EXERCISE OBJECTIVE: Retype everything from the start of the records down through the line containing "The section line 3- 3 is at (479, 598).", keeping both ends.

Source records
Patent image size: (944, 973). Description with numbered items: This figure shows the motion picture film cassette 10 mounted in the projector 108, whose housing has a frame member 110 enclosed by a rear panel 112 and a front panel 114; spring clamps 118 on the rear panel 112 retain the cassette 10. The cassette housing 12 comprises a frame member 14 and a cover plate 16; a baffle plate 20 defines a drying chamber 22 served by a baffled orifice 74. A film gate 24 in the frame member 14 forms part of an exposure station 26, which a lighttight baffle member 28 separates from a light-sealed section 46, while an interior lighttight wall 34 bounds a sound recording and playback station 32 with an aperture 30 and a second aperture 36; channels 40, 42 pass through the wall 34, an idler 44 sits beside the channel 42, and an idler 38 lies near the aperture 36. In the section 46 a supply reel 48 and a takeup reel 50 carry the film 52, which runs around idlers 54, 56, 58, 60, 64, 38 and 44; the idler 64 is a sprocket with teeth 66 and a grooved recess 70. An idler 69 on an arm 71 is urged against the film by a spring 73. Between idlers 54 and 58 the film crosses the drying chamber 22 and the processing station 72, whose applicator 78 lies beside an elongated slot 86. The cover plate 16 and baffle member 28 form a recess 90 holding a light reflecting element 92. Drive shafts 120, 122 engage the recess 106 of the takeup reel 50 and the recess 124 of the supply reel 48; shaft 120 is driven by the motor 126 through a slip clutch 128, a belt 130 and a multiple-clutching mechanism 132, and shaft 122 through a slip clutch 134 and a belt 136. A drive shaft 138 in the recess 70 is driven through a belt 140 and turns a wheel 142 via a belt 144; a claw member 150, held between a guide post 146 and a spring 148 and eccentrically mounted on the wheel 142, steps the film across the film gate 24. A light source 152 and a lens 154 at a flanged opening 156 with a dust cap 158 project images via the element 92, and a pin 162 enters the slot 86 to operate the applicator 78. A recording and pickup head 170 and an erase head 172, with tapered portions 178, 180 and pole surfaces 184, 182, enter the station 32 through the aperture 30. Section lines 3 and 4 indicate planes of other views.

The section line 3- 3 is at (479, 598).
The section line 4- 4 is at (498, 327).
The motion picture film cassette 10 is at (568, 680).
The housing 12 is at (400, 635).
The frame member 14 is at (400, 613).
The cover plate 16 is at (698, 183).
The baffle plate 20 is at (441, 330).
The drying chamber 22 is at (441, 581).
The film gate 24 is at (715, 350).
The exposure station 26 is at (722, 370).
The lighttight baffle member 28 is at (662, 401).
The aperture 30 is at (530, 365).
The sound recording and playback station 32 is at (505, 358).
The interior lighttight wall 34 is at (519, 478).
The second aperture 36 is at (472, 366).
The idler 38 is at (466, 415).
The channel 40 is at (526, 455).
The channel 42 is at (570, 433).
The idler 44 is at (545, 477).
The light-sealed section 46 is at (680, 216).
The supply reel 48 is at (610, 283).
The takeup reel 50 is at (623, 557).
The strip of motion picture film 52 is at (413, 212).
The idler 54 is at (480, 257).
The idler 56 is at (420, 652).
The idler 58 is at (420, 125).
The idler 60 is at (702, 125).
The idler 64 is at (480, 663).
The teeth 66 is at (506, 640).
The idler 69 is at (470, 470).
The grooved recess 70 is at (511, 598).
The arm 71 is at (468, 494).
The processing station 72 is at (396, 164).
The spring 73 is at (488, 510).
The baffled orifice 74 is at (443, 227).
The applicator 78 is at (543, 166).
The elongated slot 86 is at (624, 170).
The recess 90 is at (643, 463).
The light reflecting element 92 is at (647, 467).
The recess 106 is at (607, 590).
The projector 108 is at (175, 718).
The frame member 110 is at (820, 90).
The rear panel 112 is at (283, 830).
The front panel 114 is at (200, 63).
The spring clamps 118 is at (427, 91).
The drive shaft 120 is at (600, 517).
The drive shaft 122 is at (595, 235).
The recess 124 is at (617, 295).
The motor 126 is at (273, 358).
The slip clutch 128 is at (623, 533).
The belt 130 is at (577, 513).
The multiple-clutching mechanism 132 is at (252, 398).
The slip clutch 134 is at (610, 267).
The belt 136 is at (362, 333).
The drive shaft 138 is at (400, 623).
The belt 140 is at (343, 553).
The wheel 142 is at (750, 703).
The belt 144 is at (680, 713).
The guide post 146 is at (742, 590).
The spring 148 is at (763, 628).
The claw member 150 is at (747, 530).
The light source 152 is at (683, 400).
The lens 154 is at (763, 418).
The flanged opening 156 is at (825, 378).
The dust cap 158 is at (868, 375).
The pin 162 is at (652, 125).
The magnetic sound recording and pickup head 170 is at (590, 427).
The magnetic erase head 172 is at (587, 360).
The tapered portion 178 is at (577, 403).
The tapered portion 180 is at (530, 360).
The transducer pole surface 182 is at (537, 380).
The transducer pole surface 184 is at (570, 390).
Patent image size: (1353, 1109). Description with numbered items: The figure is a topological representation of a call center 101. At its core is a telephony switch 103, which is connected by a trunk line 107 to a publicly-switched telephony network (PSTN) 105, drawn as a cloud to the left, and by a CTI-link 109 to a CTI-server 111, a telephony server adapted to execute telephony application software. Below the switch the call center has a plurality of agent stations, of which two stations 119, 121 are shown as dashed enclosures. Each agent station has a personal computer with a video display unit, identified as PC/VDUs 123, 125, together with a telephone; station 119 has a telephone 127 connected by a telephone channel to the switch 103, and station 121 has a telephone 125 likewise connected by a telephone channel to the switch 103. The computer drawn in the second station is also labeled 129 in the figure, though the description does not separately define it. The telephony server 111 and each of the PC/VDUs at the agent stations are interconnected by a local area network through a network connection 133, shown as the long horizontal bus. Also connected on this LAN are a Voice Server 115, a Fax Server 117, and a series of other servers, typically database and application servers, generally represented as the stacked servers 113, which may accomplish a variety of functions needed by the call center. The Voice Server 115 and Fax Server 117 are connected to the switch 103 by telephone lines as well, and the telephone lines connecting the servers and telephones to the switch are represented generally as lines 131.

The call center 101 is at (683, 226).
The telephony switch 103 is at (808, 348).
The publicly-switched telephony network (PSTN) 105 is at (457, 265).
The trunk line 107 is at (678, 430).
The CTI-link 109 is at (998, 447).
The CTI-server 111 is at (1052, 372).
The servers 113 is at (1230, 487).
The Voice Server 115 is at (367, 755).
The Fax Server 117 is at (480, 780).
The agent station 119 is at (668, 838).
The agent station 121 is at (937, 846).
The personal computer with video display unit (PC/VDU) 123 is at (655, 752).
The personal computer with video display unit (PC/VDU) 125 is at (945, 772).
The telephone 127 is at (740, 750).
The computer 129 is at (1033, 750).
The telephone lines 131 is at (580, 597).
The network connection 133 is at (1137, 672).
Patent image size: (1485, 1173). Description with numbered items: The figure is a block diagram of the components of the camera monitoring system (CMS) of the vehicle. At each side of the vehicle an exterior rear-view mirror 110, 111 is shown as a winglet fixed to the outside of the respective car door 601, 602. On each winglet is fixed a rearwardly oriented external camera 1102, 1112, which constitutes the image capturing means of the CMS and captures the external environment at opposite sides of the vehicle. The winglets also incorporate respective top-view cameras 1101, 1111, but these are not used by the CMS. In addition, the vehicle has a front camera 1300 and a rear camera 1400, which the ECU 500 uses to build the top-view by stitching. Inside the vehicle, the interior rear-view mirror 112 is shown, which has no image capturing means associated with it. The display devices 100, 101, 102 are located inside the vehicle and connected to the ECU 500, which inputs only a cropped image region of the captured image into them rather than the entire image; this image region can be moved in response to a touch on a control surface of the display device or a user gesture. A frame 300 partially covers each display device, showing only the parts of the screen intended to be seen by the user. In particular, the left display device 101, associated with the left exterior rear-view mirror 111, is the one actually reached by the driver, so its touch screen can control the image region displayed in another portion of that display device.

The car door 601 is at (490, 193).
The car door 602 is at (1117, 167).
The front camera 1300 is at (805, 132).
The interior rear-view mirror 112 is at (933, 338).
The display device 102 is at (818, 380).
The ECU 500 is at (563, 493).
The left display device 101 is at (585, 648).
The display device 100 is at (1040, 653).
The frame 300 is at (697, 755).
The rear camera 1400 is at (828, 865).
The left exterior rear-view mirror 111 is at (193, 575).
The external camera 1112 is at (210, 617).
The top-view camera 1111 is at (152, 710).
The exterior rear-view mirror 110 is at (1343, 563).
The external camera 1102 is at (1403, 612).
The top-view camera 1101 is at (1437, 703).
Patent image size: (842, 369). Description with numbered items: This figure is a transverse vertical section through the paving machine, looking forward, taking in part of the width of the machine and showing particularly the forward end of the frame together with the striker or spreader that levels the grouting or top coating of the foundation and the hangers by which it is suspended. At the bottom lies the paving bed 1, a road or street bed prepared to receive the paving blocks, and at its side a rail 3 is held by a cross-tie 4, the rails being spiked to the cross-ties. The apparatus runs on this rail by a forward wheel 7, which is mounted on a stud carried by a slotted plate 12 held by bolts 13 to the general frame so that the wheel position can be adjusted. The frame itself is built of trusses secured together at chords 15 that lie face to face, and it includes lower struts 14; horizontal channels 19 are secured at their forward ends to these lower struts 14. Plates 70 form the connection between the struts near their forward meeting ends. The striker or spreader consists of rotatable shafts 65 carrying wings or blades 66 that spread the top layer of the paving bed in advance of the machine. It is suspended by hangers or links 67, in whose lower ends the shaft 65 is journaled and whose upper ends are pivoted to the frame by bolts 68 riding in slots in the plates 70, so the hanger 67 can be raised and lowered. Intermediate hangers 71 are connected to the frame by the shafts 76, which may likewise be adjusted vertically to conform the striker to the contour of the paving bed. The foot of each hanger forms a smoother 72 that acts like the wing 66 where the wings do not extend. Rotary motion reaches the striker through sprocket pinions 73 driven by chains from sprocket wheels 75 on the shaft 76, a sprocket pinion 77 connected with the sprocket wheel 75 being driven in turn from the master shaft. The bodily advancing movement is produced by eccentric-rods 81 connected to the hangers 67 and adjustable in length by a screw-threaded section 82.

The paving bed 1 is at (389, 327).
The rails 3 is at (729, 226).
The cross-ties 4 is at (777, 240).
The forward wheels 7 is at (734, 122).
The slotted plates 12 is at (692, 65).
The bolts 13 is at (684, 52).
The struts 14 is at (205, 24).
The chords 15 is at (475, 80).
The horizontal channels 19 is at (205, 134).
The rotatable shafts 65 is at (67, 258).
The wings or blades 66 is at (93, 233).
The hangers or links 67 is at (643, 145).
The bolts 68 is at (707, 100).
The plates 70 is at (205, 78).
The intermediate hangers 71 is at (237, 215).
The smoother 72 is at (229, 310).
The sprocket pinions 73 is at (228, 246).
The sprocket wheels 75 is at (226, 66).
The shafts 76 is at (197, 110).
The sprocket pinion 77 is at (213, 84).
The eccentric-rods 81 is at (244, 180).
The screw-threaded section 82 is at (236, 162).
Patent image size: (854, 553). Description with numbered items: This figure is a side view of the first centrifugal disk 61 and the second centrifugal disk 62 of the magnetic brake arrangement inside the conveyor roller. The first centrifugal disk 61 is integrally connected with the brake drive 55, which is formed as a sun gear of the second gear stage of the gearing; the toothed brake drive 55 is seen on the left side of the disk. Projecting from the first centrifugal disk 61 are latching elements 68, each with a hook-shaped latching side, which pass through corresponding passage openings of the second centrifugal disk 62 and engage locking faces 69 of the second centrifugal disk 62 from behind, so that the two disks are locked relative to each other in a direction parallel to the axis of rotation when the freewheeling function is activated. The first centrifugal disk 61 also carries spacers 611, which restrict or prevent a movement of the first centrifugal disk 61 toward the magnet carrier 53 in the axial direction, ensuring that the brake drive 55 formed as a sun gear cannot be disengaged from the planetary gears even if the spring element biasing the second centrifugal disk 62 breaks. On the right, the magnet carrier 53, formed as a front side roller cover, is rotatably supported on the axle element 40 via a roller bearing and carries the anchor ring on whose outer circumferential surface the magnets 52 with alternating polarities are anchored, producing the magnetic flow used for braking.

WRITTEN ANSWER:
Patent image size: (944, 973). Description with numbered items: This figure shows the motion picture film cassette 10 mounted in the projector 108, whose housing has a frame member 110 enclosed by a rear panel 112 and a front panel 114; spring clamps 118 on the rear panel 112 retain the cassette 10. The cassette housing 12 comprises a frame member 14 and a cover plate 16; a baffle plate 20 defines a drying chamber 22 served by a baffled orifice 74. A film gate 24 in the frame member 14 forms part of an exposure station 26, which a lighttight baffle member 28 separates from a light-sealed section 46, while an interior lighttight wall 34 bounds a sound recording and playback station 32 with an aperture 30 and a second aperture 36; channels 40, 42 pass through the wall 34, an idler 44 sits beside the channel 42, and an idler 38 lies near the aperture 36. In the section 46 a supply reel 48 and a takeup reel 50 carry the film 52, which runs around idlers 54, 56, 58, 60, 64, 38 and 44; the idler 64 is a sprocket with teeth 66 and a grooved recess 70. An idler 69 on an arm 71 is urged against the film by a spring 73. Between idlers 54 and 58 the film crosses the drying chamber 22 and the processing station 72, whose applicator 78 lies beside an elongated slot 86. The cover plate 16 and baffle member 28 form a recess 90 holding a light reflecting element 92. Drive shafts 120, 122 engage the recess 106 of the takeup reel 50 and the recess 124 of the supply reel 48; shaft 120 is driven by the motor 126 through a slip clutch 128, a belt 130 and a multiple-clutching mechanism 132, and shaft 122 through a slip clutch 134 and a belt 136. A drive shaft 138 in the recess 70 is driven through a belt 140 and turns a wheel 142 via a belt 144; a claw member 150, held between a guide post 146 and a spring 148 and eccentrically mounted on the wheel 142, steps the film across the film gate 24. A light source 152 and a lens 154 at a flanged opening 156 with a dust cap 158 project images via the element 92, and a pin 162 enters the slot 86 to operate the applicator 78. A recording and pickup head 170 and an erase head 172, with tapered portions 178, 180 and pole surfaces 184, 182, enter the station 32 through the aperture 30. Section lines 3 and 4 indicate planes of other views.

The section line 3- 3 is at (479, 598).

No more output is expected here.